Task requirements
Write down every entry below once more, exactly.

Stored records
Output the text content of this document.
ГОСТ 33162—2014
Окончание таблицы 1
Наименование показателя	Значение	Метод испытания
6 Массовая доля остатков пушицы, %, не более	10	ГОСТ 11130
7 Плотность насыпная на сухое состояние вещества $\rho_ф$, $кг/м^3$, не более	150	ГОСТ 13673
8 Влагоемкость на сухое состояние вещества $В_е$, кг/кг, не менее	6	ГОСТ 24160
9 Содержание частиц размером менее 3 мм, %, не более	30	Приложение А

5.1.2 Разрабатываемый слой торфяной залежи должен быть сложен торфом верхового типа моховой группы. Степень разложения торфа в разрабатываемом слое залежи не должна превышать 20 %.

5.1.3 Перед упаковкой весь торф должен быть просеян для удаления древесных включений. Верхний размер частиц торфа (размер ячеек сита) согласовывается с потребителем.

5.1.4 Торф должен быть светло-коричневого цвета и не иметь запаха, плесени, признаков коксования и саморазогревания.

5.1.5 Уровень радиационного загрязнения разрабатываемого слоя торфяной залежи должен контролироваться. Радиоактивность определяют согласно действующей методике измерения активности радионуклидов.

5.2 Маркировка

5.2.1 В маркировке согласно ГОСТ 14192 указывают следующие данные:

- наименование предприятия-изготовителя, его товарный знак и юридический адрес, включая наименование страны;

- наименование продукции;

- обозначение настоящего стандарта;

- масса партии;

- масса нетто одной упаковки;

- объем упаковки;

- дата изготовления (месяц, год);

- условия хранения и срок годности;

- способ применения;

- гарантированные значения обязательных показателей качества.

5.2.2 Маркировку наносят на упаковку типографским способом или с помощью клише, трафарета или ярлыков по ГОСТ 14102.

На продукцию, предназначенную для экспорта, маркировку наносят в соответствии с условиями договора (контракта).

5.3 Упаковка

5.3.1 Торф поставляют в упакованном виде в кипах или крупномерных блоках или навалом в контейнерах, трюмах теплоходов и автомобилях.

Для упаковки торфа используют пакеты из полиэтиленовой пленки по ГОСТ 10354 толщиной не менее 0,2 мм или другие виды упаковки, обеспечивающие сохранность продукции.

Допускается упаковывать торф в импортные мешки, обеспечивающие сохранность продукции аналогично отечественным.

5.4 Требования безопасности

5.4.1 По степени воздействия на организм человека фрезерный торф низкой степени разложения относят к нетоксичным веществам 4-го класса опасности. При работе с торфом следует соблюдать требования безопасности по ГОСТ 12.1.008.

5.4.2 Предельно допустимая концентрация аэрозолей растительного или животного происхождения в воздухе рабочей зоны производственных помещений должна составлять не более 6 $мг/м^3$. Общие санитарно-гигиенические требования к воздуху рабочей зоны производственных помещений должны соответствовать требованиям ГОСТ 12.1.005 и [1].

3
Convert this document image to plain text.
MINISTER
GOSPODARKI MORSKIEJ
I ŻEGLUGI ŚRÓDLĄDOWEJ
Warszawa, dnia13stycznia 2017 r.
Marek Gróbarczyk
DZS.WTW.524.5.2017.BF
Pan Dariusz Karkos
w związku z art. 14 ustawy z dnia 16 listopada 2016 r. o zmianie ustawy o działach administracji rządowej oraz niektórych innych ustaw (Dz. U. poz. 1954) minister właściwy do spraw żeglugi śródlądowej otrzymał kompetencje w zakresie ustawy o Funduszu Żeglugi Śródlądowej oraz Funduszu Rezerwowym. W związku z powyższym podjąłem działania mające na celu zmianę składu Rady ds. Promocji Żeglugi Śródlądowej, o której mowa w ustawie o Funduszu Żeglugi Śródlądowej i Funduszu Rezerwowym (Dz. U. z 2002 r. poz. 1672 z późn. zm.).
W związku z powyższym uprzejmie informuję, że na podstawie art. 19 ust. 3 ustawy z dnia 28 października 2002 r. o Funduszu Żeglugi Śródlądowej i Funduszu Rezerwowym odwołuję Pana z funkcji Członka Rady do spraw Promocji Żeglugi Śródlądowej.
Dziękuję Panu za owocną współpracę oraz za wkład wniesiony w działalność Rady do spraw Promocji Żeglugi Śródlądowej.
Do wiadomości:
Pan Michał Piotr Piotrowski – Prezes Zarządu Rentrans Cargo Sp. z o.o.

Expected answer
Output the text content of this document.
ГОСТ 33162—2014
Окончание таблицы 1
Наименование показателя	Значение	Метод испытания
6 Массовая доля остатков пушицы, %, не более	10	ГОСТ 11130
7 Плотность насыпная на сухое состояние вещества $\rho_ф$, $кг/м^3$, не более	150	ГОСТ 13673
8 Влагоемкость на сухое состояние вещества $В_е$, кг/кг, не менее	6	ГОСТ 24160
9 Содержание частиц размером менее 3 мм, %, не более	30	Приложение А

5.1.2 Разрабатываемый слой торфяной залежи должен быть сложен торфом верхового типа моховой группы. Степень разложения торфа в разрабатываемом слое залежи не должна превышать 20 %.

5.1.3 Перед упаковкой весь торф должен быть просеян для удаления древесных включений. Верхний размер частиц торфа (размер ячеек сита) согласовывается с потребителем.

5.1.4 Торф должен быть светло-коричневого цвета и не иметь запаха, плесени, признаков коксования и саморазогревания.

5.1.5 Уровень радиационного загрязнения разрабатываемого слоя торфяной залежи должен контролироваться. Радиоактивность определяют согласно действующей методике измерения активности радионуклидов.

5.2 Маркировка

5.2.1 В маркировке согласно ГОСТ 14192 указывают следующие данные:

- наименование предприятия-изготовителя, его товарный знак и юридический адрес, включая наименование страны;

- наименование продукции;

- обозначение настоящего стандарта;

- масса партии;

- масса нетто одной упаковки;

- объем упаковки;

- дата изготовления (месяц, год);

- условия хранения и срок годности;

- способ применения;

- гарантированные значения обязательных показателей качества.

5.2.2 Маркировку наносят на упаковку типографским способом или с помощью клише, трафарета или ярлыков по ГОСТ 14102.

На продукцию, предназначенную для экспорта, маркировку наносят в соответствии с условиями договора (контракта).

5.3 Упаковка

5.3.1 Торф поставляют в упакованном виде в кипах или крупномерных блоках или навалом в контейнерах, трюмах теплоходов и автомобилях.

Для упаковки торфа используют пакеты из полиэтиленовой пленки по ГОСТ 10354 толщиной не менее 0,2 мм или другие виды упаковки, обеспечивающие сохранность продукции.

Допускается упаковывать торф в импортные мешки, обеспечивающие сохранность продукции аналогично отечественным.

5.4 Требования безопасности

5.4.1 По степени воздействия на организм человека фрезерный торф низкой степени разложения относят к нетоксичным веществам 4-го класса опасности. При работе с торфом следует соблюдать требования безопасности по ГОСТ 12.1.008.

5.4.2 Предельно допустимая концентрация аэрозолей растительного или животного происхождения в воздухе рабочей зоны производственных помещений должна составлять не более 6 $мг/м^3$. Общие санитарно-гигиенические требования к воздуху рабочей зоны производственных помещений должны соответствовать требованиям ГОСТ 12.1.005 и [1].

3
Convert this document image to plain text.
MINISTER
GOSPODARKI MORSKIEJ
I ŻEGLUGI ŚRÓDLĄDOWEJ
Warszawa, dnia13stycznia 2017 r.
Marek Gróbarczyk
DZS.WTW.524.5.2017.BF
Pan Dariusz Karkos
w związku z art. 14 ustawy z dnia 16 listopada 2016 r. o zmianie ustawy o działach administracji rządowej oraz niektórych innych ustaw (Dz. U. poz. 1954) minister właściwy do spraw żeglugi śródlądowej otrzymał kompetencje w zakresie ustawy o Funduszu Żeglugi Śródlądowej oraz Funduszu Rezerwowym. W związku z powyższym podjąłem działania mające na celu zmianę składu Rady ds. Promocji Żeglugi Śródlądowej, o której mowa w ustawie o Funduszu Żeglugi Śródlądowej i Funduszu Rezerwowym (Dz. U. z 2002 r. poz. 1672 z późn. zm.).
W związku z powyższym uprzejmie informuję, że na podstawie art. 19 ust. 3 ustawy z dnia 28 października 2002 r. o Funduszu Żeglugi Śródlądowej i Funduszu Rezerwowym odwołuję Pana z funkcji Członka Rady do spraw Promocji Żeglugi Śródlądowej.
Dziękuję Panu za owocną współpracę oraz za wkład wniesiony w działalność Rady do spraw Promocji Żeglugi Śródlądowej.
Do wiadomości:
Pan Michał Piotr Piotrowski – Prezes Zarządu Rentrans Cargo Sp. z o.o.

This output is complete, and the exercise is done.